• EXERCISE DESCRIPTION
Copy each line in the data below that contains the word "EYFP".

• PROVIDED DATA
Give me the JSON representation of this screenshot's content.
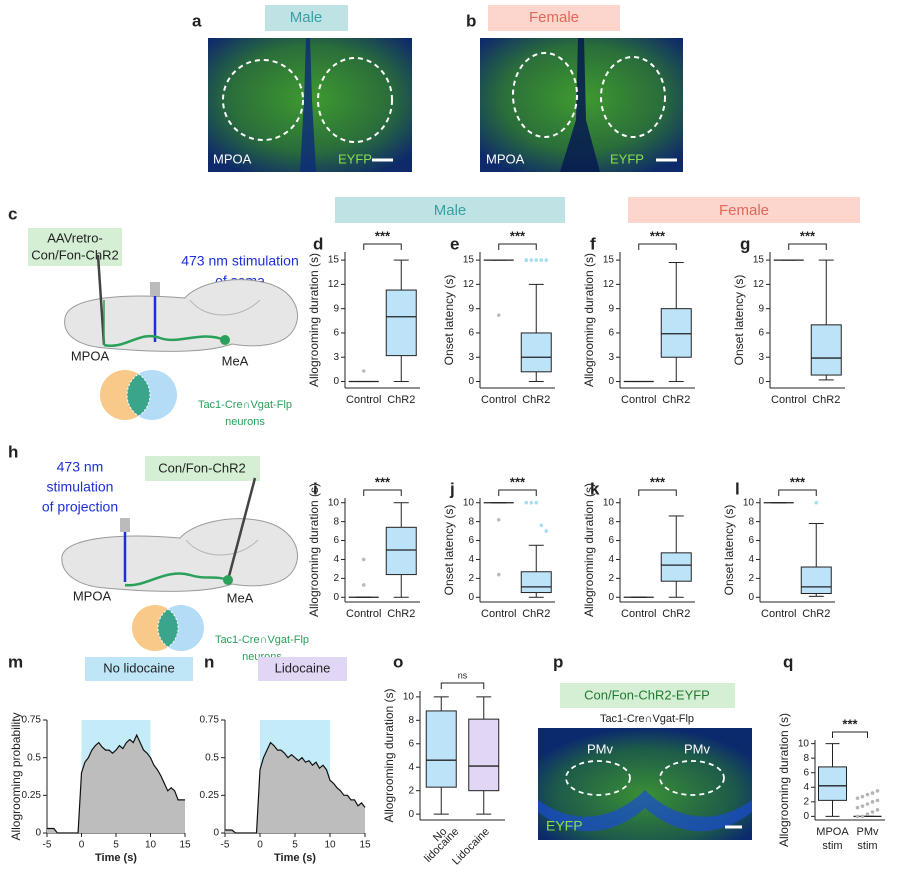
{
  "row_headers": [
    "Male",
    "Female"
  ],
  "micrographs": [
    {
      "label": "a",
      "title": "Male",
      "region": "MPOA",
      "marker": "EYFP"
    },
    {
      "label": "b",
      "title": "Female",
      "region": "MPOA",
      "marker": "EYFP"
    }
  ],
  "schematics": [
    {
      "label": "c",
      "virus": [
        "AAVretro-",
        "Con/Fon-ChR2"
      ],
      "stimulation": [
        "473 nm stimulation",
        "of soma"
      ],
      "regions": [
        "MPOA",
        "MeA"
      ],
      "cells": [
        "Tac1-Cre∩Vgat-Flp",
        "neurons"
      ]
    },
    {
      "label": "h",
      "virus": [
        "Con/Fon-ChR2"
      ],
      "stimulation": [
        "473 nm",
        "stimulation",
        "of projection"
      ],
      "regions": [
        "MPOA",
        "MeA"
      ],
      "cells": [
        "Tac1-Cre∩Vgat-Flp",
        "neurons"
      ]
    }
  ],
  "histology": {
    "label": "p",
    "virus": "Con/Fon-ChR2-EYFP",
    "line": "Tac1-Cre∩Vgat-Flp",
    "regions": [
      "PMv",
      "PMv"
    ],
    "marker": "EYFP"
  },
  "chart_data": [
    {
      "type": "box",
      "label": "d",
      "ylabel": "Allogrooming duration (s)",
      "ylim": [
        -0.8,
        16
      ],
      "yticks": [
        0,
        3,
        6,
        9,
        12,
        15
      ],
      "categories": [
        "Control",
        "ChR2"
      ],
      "significance": "***",
      "boxes": [
        {
          "min": 0,
          "q1": 0,
          "median": 0,
          "q3": 0,
          "max": 0,
          "color": "#bde3f8",
          "outliers": [
            1.3
          ],
          "outlier_color": "#bbbbbb"
        },
        {
          "min": 0,
          "q1": 3.2,
          "median": 8,
          "q3": 11.3,
          "max": 15,
          "color": "#bde3f8",
          "outliers": [],
          "outlier_color": "#a9ddf0"
        }
      ]
    },
    {
      "type": "box",
      "label": "e",
      "ylabel": "Onset latency (s)",
      "ylim": [
        -0.8,
        16
      ],
      "yticks": [
        0,
        3,
        6,
        9,
        12,
        15
      ],
      "categories": [
        "Control",
        "ChR2"
      ],
      "significance": "***",
      "boxes": [
        {
          "min": 15,
          "q1": 15,
          "median": 15,
          "q3": 15,
          "max": 15,
          "color": "#bde3f8",
          "outliers": [
            8.2
          ],
          "outlier_color": "#bbbbbb"
        },
        {
          "min": 0,
          "q1": 1.2,
          "median": 3,
          "q3": 6,
          "max": 12,
          "color": "#bde3f8",
          "outliers": [
            15,
            15,
            15,
            15,
            15,
            15
          ],
          "outlier_color": "#a9ddf0"
        }
      ]
    },
    {
      "type": "box",
      "label": "f",
      "ylabel": "Allogrooming duration (s)",
      "ylim": [
        -0.8,
        16
      ],
      "yticks": [
        0,
        3,
        6,
        9,
        12,
        15
      ],
      "categories": [
        "Control",
        "ChR2"
      ],
      "significance": "***",
      "boxes": [
        {
          "min": 0,
          "q1": 0,
          "median": 0,
          "q3": 0,
          "max": 0,
          "color": "#bde3f8",
          "outliers": [],
          "outlier_color": "#bbbbbb"
        },
        {
          "min": 0,
          "q1": 3,
          "median": 5.9,
          "q3": 9,
          "max": 14.7,
          "color": "#bde3f8",
          "outliers": [],
          "outlier_color": "#a9ddf0"
        }
      ]
    },
    {
      "type": "box",
      "label": "g",
      "ylabel": "Onset latency (s)",
      "ylim": [
        -0.8,
        16
      ],
      "yticks": [
        0,
        3,
        6,
        9,
        12,
        15
      ],
      "categories": [
        "Control",
        "ChR2"
      ],
      "significance": "***",
      "boxes": [
        {
          "min": 15,
          "q1": 15,
          "median": 15,
          "q3": 15,
          "max": 15,
          "color": "#bde3f8",
          "outliers": [],
          "outlier_color": "#bbbbbb"
        },
        {
          "min": 0.2,
          "q1": 0.8,
          "median": 2.9,
          "q3": 7,
          "max": 15,
          "color": "#bde3f8",
          "outliers": [],
          "outlier_color": "#a9ddf0"
        }
      ]
    },
    {
      "type": "box",
      "label": "i",
      "ylabel": "Allogrooming duration (s)",
      "ylim": [
        -0.5,
        10.5
      ],
      "yticks": [
        0,
        2,
        4,
        6,
        8,
        10
      ],
      "categories": [
        "Control",
        "ChR2"
      ],
      "significance": "***",
      "boxes": [
        {
          "min": 0,
          "q1": 0,
          "median": 0,
          "q3": 0,
          "max": 0,
          "color": "#bde3f8",
          "outliers": [
            4,
            1.3
          ],
          "outlier_color": "#bbbbbb"
        },
        {
          "min": 0,
          "q1": 2.4,
          "median": 5,
          "q3": 7.4,
          "max": 10,
          "color": "#bde3f8",
          "outliers": [],
          "outlier_color": "#a9ddf0"
        }
      ]
    },
    {
      "type": "box",
      "label": "j",
      "ylabel": "Onset latency (s)",
      "ylim": [
        -0.5,
        10.5
      ],
      "yticks": [
        0,
        2,
        4,
        6,
        8,
        10
      ],
      "categories": [
        "Control",
        "ChR2"
      ],
      "significance": "***",
      "boxes": [
        {
          "min": 10,
          "q1": 10,
          "median": 10,
          "q3": 10,
          "max": 10,
          "color": "#bde3f8",
          "outliers": [
            8.2,
            2.4
          ],
          "outlier_color": "#bbbbbb"
        },
        {
          "min": 0,
          "q1": 0.5,
          "median": 1.1,
          "q3": 2.7,
          "max": 5.5,
          "color": "#bde3f8",
          "outliers": [
            10,
            10,
            10,
            7.6,
            7
          ],
          "outlier_color": "#a9ddf0"
        }
      ]
    },
    {
      "type": "box",
      "label": "k",
      "ylabel": "Allogrooming duration (s)",
      "ylim": [
        -0.5,
        10.5
      ],
      "yticks": [
        0,
        2,
        4,
        6,
        8,
        10
      ],
      "categories": [
        "Control",
        "ChR2"
      ],
      "significance": "***",
      "boxes": [
        {
          "min": 0,
          "q1": 0,
          "median": 0,
          "q3": 0,
          "max": 0,
          "color": "#bde3f8",
          "outliers": [],
          "outlier_color": "#bbbbbb"
        },
        {
          "min": 0,
          "q1": 1.7,
          "median": 3.4,
          "q3": 4.7,
          "max": 8.6,
          "color": "#bde3f8",
          "outliers": [],
          "outlier_color": "#a9ddf0"
        }
      ]
    },
    {
      "type": "box",
      "label": "l",
      "ylabel": "Onset latency (s)",
      "ylim": [
        -0.5,
        10.5
      ],
      "yticks": [
        0,
        2,
        4,
        6,
        8,
        10
      ],
      "categories": [
        "Control",
        "ChR2"
      ],
      "significance": "***",
      "boxes": [
        {
          "min": 10,
          "q1": 10,
          "median": 10,
          "q3": 10,
          "max": 10,
          "color": "#bde3f8",
          "outliers": [],
          "outlier_color": "#bbbbbb"
        },
        {
          "min": 0.1,
          "q1": 0.4,
          "median": 1.1,
          "q3": 3.2,
          "max": 7.8,
          "color": "#bde3f8",
          "outliers": [
            10
          ],
          "outlier_color": "#a9ddf0"
        }
      ]
    },
    {
      "type": "area",
      "label": "m",
      "title": "No lidocaine",
      "title_color": "#bfe6f7",
      "ylabel": "Allogrooming probability",
      "xlabel": "Time (s)",
      "xlim": [
        -5,
        15
      ],
      "ylim": [
        0,
        0.75
      ],
      "xticks": [
        -5,
        0,
        5,
        10,
        15
      ],
      "yticks": [
        0,
        0.25,
        0.5,
        0.75
      ],
      "shade": [
        0,
        10
      ],
      "shade_color": "#c3ecf8",
      "color": "#bdbdbd",
      "x": [
        -5,
        -4.5,
        -4,
        -3.5,
        -3,
        -2.5,
        -2,
        -1.5,
        -1,
        -0.5,
        0,
        0.5,
        1,
        1.5,
        2,
        2.5,
        3,
        3.5,
        4,
        4.5,
        5,
        5.5,
        6,
        6.5,
        7,
        7.5,
        8,
        8.5,
        9,
        9.5,
        10,
        10.5,
        11,
        11.5,
        12,
        12.5,
        13,
        13.5,
        14,
        14.5,
        15
      ],
      "values": [
        0.03,
        0.03,
        0.03,
        0,
        0,
        0,
        0,
        0,
        0,
        0,
        0.4,
        0.47,
        0.5,
        0.55,
        0.58,
        0.6,
        0.57,
        0.55,
        0.55,
        0.53,
        0.55,
        0.58,
        0.56,
        0.6,
        0.62,
        0.6,
        0.65,
        0.6,
        0.55,
        0.53,
        0.5,
        0.45,
        0.42,
        0.38,
        0.33,
        0.28,
        0.3,
        0.28,
        0.22,
        0.22,
        0.22
      ]
    },
    {
      "type": "area",
      "label": "n",
      "title": "Lidocaine",
      "title_color": "#e2d6f5",
      "xlabel": "Time (s)",
      "xlim": [
        -5,
        15
      ],
      "ylim": [
        0,
        0.75
      ],
      "xticks": [
        -5,
        0,
        5,
        10,
        15
      ],
      "yticks": [
        0,
        0.25,
        0.5,
        0.75
      ],
      "shade": [
        0,
        10
      ],
      "shade_color": "#c3ecf8",
      "color": "#bdbdbd",
      "x": [
        -5,
        -4.5,
        -4,
        -3.5,
        -3,
        -2.5,
        -2,
        -1.5,
        -1,
        -0.5,
        0,
        0.5,
        1,
        1.5,
        2,
        2.5,
        3,
        3.5,
        4,
        4.5,
        5,
        5.5,
        6,
        6.5,
        7,
        7.5,
        8,
        8.5,
        9,
        9.5,
        10,
        10.5,
        11,
        11.5,
        12,
        12.5,
        13,
        13.5,
        14,
        14.5,
        15
      ],
      "values": [
        0.02,
        0.02,
        0.02,
        0,
        0,
        0,
        0,
        0,
        0,
        0,
        0.42,
        0.5,
        0.55,
        0.6,
        0.58,
        0.55,
        0.55,
        0.53,
        0.5,
        0.52,
        0.5,
        0.48,
        0.5,
        0.47,
        0.48,
        0.45,
        0.47,
        0.43,
        0.45,
        0.42,
        0.35,
        0.33,
        0.3,
        0.28,
        0.25,
        0.25,
        0.22,
        0.22,
        0.18,
        0.2,
        0.17
      ]
    },
    {
      "type": "box",
      "label": "o",
      "ylabel": "Allogrooming duration (s)",
      "ylim": [
        -0.5,
        10.5
      ],
      "yticks": [
        0,
        2,
        4,
        6,
        8,
        10
      ],
      "categories": [
        [
          "No",
          "lidocaine"
        ],
        [
          "Lidocaine"
        ]
      ],
      "significance": "ns",
      "rotate": true,
      "boxes": [
        {
          "min": 0,
          "q1": 2.3,
          "median": 4.6,
          "q3": 8.8,
          "max": 10,
          "color": "#bde3f8",
          "outliers": [],
          "outlier_color": "#bbbbbb"
        },
        {
          "min": 0,
          "q1": 2,
          "median": 4.1,
          "q3": 8.1,
          "max": 10,
          "color": "#e2d6f5",
          "outliers": [],
          "outlier_color": "#bbbbbb"
        }
      ]
    },
    {
      "type": "box",
      "label": "q",
      "ylabel": "Allogrooming duration (s)",
      "ylim": [
        -0.5,
        10.5
      ],
      "yticks": [
        0,
        2,
        4,
        6,
        8,
        10
      ],
      "categories": [
        [
          "MPOA",
          "stim"
        ],
        [
          "PMv",
          "stim"
        ]
      ],
      "significance": "***",
      "boxes": [
        {
          "min": 0,
          "q1": 2.2,
          "median": 4.2,
          "q3": 6.8,
          "max": 10,
          "color": "#bde3f8",
          "outliers": [],
          "outlier_color": "#bbbbbb"
        },
        {
          "min": 0,
          "q1": 0,
          "median": 0,
          "q3": 0,
          "max": 0,
          "color": "#ffffff",
          "outliers": [
            0,
            0,
            0.3,
            0.6,
            0.9,
            1.2,
            1.4,
            1.7,
            2,
            2.2,
            2.5,
            2.7,
            3,
            3.2,
            3.5
          ],
          "outlier_color": "#b5b5b5"
        }
      ]
    }
  ]
}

• EXPECTED ANSWER
      "marker": "EYFP"
      "marker": "EYFP"
    "virus": "Con/Fon-ChR2-EYFP",
    "marker": "EYFP"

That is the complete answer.